### What is needed:
Go through the listing and pick out each line with the word "arcmin" in it.

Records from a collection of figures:
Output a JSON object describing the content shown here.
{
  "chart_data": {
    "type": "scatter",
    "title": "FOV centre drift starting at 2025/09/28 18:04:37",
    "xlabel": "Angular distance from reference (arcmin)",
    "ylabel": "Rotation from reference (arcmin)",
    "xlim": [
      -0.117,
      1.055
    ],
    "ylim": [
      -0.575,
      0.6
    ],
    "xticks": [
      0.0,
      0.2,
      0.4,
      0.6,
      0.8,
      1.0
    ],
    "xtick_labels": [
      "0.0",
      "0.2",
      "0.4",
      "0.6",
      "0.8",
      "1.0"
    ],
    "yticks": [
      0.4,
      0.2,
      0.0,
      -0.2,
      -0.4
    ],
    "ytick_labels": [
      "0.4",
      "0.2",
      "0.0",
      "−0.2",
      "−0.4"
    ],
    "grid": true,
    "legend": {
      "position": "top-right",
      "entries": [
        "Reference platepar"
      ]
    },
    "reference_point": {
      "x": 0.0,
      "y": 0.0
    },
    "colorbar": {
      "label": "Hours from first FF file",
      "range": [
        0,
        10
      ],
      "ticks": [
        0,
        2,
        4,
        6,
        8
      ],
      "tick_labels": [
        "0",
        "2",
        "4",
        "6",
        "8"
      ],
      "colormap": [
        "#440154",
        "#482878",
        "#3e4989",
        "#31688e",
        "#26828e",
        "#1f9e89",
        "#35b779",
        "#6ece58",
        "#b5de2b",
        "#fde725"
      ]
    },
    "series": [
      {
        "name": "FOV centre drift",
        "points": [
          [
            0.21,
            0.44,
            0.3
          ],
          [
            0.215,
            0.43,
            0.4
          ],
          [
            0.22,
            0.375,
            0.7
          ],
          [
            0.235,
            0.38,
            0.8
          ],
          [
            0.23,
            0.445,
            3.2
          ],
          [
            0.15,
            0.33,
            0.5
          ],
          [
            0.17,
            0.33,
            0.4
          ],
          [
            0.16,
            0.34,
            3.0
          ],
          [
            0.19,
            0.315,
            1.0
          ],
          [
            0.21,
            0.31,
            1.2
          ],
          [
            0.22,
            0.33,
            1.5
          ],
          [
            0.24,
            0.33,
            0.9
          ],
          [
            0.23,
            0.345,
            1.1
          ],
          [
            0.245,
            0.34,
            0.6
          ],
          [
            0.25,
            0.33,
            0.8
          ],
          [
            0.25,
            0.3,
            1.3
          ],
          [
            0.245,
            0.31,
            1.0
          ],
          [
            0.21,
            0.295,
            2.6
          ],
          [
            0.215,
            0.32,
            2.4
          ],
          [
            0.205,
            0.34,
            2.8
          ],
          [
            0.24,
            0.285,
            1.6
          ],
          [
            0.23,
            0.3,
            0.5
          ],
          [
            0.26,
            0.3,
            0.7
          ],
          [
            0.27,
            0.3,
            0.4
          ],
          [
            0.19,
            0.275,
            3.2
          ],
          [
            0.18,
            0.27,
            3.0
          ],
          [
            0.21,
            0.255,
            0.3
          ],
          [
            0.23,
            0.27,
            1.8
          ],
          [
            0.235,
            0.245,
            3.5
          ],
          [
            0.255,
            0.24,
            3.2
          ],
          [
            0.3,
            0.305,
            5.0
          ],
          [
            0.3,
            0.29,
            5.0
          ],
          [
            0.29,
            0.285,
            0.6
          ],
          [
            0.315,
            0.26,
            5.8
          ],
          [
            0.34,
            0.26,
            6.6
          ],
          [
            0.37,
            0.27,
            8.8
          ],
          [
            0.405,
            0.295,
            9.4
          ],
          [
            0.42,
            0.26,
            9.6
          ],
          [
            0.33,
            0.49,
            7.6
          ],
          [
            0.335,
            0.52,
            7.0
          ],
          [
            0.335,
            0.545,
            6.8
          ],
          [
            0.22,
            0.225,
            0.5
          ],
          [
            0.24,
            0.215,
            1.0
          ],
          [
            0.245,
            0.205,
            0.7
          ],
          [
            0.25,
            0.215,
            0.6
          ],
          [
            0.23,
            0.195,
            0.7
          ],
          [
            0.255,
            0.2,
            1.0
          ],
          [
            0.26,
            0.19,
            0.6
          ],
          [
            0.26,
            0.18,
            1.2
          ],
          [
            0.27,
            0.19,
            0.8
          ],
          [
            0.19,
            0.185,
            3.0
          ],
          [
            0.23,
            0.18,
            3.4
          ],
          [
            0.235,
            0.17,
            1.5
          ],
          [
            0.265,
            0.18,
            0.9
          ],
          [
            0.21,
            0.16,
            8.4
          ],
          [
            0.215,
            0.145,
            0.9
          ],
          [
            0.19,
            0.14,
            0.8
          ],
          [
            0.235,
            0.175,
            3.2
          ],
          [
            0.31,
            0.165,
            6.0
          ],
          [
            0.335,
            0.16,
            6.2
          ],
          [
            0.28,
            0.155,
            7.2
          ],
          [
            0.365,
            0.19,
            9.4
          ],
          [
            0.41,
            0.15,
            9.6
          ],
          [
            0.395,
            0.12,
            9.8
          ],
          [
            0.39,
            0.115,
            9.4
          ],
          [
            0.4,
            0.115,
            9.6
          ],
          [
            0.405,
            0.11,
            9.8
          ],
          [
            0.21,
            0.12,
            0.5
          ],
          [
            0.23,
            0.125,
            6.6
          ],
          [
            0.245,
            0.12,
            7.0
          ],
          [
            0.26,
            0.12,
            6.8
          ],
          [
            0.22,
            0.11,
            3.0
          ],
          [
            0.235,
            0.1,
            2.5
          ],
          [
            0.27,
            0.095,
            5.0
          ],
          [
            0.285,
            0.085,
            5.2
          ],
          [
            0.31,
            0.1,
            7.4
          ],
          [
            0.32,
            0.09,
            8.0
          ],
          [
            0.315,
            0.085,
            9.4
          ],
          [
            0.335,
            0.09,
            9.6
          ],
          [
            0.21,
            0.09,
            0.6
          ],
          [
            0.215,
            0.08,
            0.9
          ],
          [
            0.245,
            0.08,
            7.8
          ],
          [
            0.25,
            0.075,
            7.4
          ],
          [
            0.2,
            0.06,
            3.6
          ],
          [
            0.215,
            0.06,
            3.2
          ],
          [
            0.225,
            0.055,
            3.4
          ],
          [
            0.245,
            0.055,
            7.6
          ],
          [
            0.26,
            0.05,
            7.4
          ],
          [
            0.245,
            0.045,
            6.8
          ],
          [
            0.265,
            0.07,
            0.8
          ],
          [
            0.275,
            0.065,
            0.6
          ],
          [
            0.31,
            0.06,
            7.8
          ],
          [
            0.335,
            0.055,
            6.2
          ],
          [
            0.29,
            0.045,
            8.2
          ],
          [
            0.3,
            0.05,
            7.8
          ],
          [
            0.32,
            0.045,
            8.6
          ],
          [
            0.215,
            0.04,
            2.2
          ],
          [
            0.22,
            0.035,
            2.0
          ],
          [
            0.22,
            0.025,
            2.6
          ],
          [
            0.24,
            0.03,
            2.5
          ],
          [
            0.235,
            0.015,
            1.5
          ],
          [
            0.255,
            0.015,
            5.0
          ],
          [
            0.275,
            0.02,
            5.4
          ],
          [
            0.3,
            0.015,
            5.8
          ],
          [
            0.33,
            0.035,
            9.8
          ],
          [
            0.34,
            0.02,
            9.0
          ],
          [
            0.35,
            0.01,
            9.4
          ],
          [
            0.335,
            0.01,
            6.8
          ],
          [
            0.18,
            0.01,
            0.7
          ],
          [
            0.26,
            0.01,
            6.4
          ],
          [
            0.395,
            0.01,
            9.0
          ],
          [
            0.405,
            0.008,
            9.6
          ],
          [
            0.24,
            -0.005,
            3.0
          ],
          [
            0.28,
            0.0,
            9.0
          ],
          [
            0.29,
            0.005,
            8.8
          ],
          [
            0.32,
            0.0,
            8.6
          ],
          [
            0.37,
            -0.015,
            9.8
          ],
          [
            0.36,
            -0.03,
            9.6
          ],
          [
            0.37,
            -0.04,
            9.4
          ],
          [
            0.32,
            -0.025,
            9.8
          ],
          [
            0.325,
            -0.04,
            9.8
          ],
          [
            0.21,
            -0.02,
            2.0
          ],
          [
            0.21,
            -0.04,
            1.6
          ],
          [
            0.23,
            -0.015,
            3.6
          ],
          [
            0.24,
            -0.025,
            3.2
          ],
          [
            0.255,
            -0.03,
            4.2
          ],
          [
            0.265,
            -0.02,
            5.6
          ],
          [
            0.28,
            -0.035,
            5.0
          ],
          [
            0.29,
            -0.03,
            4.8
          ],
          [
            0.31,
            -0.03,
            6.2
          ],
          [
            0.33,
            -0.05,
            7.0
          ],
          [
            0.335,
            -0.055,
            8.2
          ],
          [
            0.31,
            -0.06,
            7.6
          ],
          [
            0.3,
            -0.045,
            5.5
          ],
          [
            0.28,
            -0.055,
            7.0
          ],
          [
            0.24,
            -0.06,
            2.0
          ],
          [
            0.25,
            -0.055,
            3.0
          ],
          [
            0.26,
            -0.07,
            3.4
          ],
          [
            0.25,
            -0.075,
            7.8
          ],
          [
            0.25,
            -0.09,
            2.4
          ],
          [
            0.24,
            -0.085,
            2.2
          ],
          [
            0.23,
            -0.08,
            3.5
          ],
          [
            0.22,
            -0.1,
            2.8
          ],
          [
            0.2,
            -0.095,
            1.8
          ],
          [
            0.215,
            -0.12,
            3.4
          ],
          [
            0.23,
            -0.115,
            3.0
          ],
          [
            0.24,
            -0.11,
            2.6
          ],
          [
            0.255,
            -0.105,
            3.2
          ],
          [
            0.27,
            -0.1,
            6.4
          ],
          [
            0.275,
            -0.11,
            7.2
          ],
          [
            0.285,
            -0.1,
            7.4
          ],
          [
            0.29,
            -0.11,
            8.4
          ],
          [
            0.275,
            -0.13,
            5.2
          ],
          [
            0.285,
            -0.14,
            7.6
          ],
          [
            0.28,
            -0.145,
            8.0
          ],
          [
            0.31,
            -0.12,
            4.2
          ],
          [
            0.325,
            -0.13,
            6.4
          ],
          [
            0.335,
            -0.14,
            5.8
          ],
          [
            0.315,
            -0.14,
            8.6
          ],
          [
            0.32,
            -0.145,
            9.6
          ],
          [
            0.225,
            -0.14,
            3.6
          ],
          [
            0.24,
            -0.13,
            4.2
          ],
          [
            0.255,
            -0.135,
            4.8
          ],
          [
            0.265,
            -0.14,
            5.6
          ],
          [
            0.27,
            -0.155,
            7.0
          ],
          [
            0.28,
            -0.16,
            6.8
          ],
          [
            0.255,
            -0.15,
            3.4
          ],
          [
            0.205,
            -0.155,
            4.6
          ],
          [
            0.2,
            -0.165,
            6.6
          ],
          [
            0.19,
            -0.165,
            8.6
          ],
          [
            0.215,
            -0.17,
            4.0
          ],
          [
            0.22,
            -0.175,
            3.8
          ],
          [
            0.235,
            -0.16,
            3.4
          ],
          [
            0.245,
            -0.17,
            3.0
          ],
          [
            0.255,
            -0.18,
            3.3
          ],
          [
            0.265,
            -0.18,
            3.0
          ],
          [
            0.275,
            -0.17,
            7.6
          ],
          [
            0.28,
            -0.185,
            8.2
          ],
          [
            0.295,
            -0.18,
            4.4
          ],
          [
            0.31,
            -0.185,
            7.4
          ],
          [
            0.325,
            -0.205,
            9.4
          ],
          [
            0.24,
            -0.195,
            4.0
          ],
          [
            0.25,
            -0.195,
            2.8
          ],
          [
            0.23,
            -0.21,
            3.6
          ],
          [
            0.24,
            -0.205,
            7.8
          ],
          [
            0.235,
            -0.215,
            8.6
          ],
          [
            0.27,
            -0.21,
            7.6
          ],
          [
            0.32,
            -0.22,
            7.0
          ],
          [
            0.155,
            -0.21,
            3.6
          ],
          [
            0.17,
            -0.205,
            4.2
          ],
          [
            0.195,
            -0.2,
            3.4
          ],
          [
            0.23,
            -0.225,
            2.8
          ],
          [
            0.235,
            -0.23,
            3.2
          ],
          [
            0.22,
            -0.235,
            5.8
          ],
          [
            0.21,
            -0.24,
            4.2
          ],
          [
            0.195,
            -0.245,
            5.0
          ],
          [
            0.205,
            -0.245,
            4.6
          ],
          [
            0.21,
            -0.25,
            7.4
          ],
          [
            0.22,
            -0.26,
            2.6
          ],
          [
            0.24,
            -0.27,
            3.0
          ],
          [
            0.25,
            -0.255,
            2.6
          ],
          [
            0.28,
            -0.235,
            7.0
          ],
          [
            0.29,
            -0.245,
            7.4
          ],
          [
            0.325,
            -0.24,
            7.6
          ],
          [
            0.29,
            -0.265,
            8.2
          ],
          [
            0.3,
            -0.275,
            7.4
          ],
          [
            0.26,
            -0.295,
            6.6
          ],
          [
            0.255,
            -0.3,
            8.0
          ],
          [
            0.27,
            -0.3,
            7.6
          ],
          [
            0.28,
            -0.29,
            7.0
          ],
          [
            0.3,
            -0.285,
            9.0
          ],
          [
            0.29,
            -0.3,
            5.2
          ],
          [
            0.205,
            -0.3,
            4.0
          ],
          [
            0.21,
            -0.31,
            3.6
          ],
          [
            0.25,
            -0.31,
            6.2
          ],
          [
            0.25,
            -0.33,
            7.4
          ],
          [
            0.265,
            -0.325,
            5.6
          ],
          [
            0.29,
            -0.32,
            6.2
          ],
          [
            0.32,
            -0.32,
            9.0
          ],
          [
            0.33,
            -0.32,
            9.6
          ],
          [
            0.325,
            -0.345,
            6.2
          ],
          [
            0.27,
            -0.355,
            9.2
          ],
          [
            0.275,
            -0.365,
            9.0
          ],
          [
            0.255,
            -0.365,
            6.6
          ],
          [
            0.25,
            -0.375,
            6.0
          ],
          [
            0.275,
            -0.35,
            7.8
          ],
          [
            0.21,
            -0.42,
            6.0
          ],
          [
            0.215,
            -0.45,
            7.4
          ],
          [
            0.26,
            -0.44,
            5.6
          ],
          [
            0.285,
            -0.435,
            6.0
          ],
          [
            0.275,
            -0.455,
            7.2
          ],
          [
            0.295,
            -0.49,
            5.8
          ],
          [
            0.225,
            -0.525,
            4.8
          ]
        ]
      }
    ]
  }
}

### Output of the task:
    "xlabel": "Angular distance from reference (arcmin)",
    "ylabel": "Rotation from reference (arcmin)",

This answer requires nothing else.